WORK TO BE COMPLETED
Retype all the entries word for word, but omit the pictures.

GIVEN RECORDS
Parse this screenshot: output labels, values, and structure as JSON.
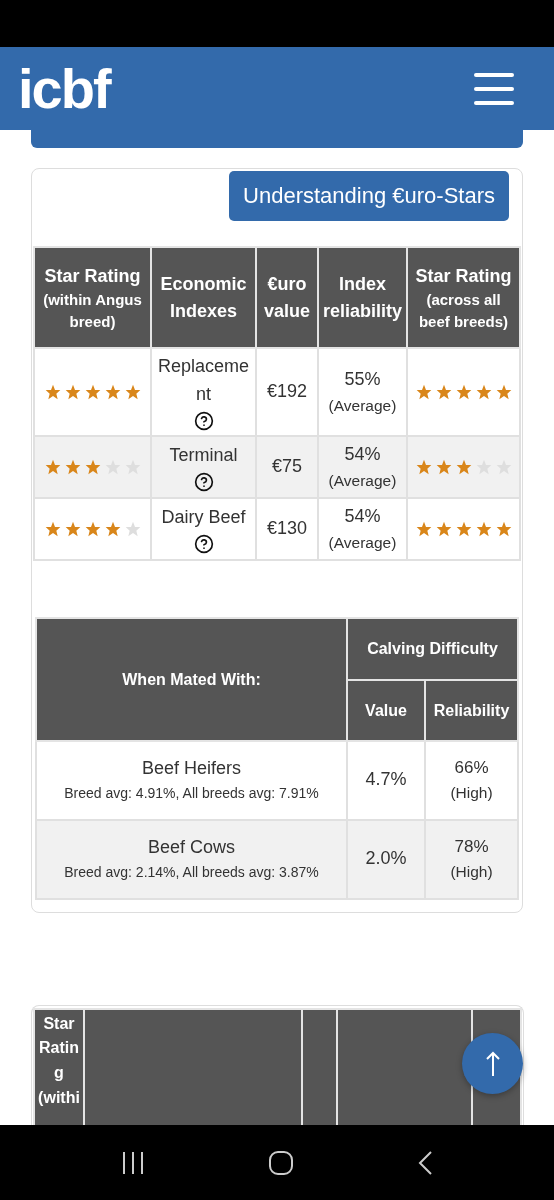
{
  "header": {
    "logo": "icbf"
  },
  "euro_stars": {
    "button": "Understanding €uro-Stars",
    "columns": [
      {
        "title": "Star Rating",
        "subtitle": "(within Angus breed)"
      },
      {
        "title": "Economic Indexes"
      },
      {
        "title": "€uro value"
      },
      {
        "title": "Index reliability"
      },
      {
        "title": "Star Rating",
        "subtitle": "(across all beef breeds)"
      }
    ],
    "rows": [
      {
        "index": "Replacement",
        "value": "€192",
        "reliability": "55%",
        "reliability_label": "(Average)",
        "breed_rating": {
          "stars": 5
        },
        "all_rating": {
          "stars": 5
        }
      },
      {
        "index": "Terminal",
        "value": "€75",
        "reliability": "54%",
        "reliability_label": "(Average)",
        "breed_rating": {
          "stars": 3
        },
        "all_rating": {
          "stars": 3
        }
      },
      {
        "index": "Dairy Beef",
        "value": "€130",
        "reliability": "54%",
        "reliability_label": "(Average)",
        "breed_rating": {
          "stars": 4
        },
        "all_rating": {
          "stars": 5
        }
      }
    ]
  },
  "calving": {
    "group_heading": "When Mated With:",
    "title": "Calving Difficulty",
    "value_heading": "Value",
    "reliability_heading": "Reliability",
    "rows": [
      {
        "name": "Beef Heifers",
        "averages": "Breed avg: 4.91%, All breeds avg: 7.91%",
        "value": "4.7%",
        "reliability": "66%",
        "reliability_label": "(High)"
      },
      {
        "name": "Beef Cows",
        "averages": "Breed avg: 2.14%, All breeds avg: 3.87%",
        "value": "2.0%",
        "reliability": "78%",
        "reliability_label": "(High)"
      }
    ]
  },
  "next_table": {
    "first_heading": "Star Rating (withi"
  }
}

ANSWER TO THIS PROBLEM
Parse this screenshot: output labels, values, and structure as JSON.
{
  "header": {
    "logo": "icbf"
  },
  "euro_stars": {
    "button": "Understanding €uro-Stars",
    "columns": [
      {
        "title": "Star Rating",
        "subtitle": "(within Angus breed)"
      },
      {
        "title": "Economic Indexes"
      },
      {
        "title": "€uro value"
      },
      {
        "title": "Index reliability"
      },
      {
        "title": "Star Rating",
        "subtitle": "(across all beef breeds)"
      }
    ],
    "rows": [
      {
        "index": "Replacement",
        "value": "€192",
        "reliability": "55%",
        "reliability_label": "(Average)",
        "breed_rating": {
          "stars": 5
        },
        "all_rating": {
          "stars": 5
        }
      },
      {
        "index": "Terminal",
        "value": "€75",
        "reliability": "54%",
        "reliability_label": "(Average)",
        "breed_rating": {
          "stars": 3
        },
        "all_rating": {
          "stars": 3
        }
      },
      {
        "index": "Dairy Beef",
        "value": "€130",
        "reliability": "54%",
        "reliability_label": "(Average)",
        "breed_rating": {
          "stars": 4
        },
        "all_rating": {
          "stars": 5
        }
      }
    ]
  },
  "calving": {
    "group_heading": "When Mated With:",
    "title": "Calving Difficulty",
    "value_heading": "Value",
    "reliability_heading": "Reliability",
    "rows": [
      {
        "name": "Beef Heifers",
        "averages": "Breed avg: 4.91%, All breeds avg: 7.91%",
        "value": "4.7%",
        "reliability": "66%",
        "reliability_label": "(High)"
      },
      {
        "name": "Beef Cows",
        "averages": "Breed avg: 2.14%, All breeds avg: 3.87%",
        "value": "2.0%",
        "reliability": "78%",
        "reliability_label": "(High)"
      }
    ]
  },
  "next_table": {
    "first_heading": "Star Rating (withi"
  }
}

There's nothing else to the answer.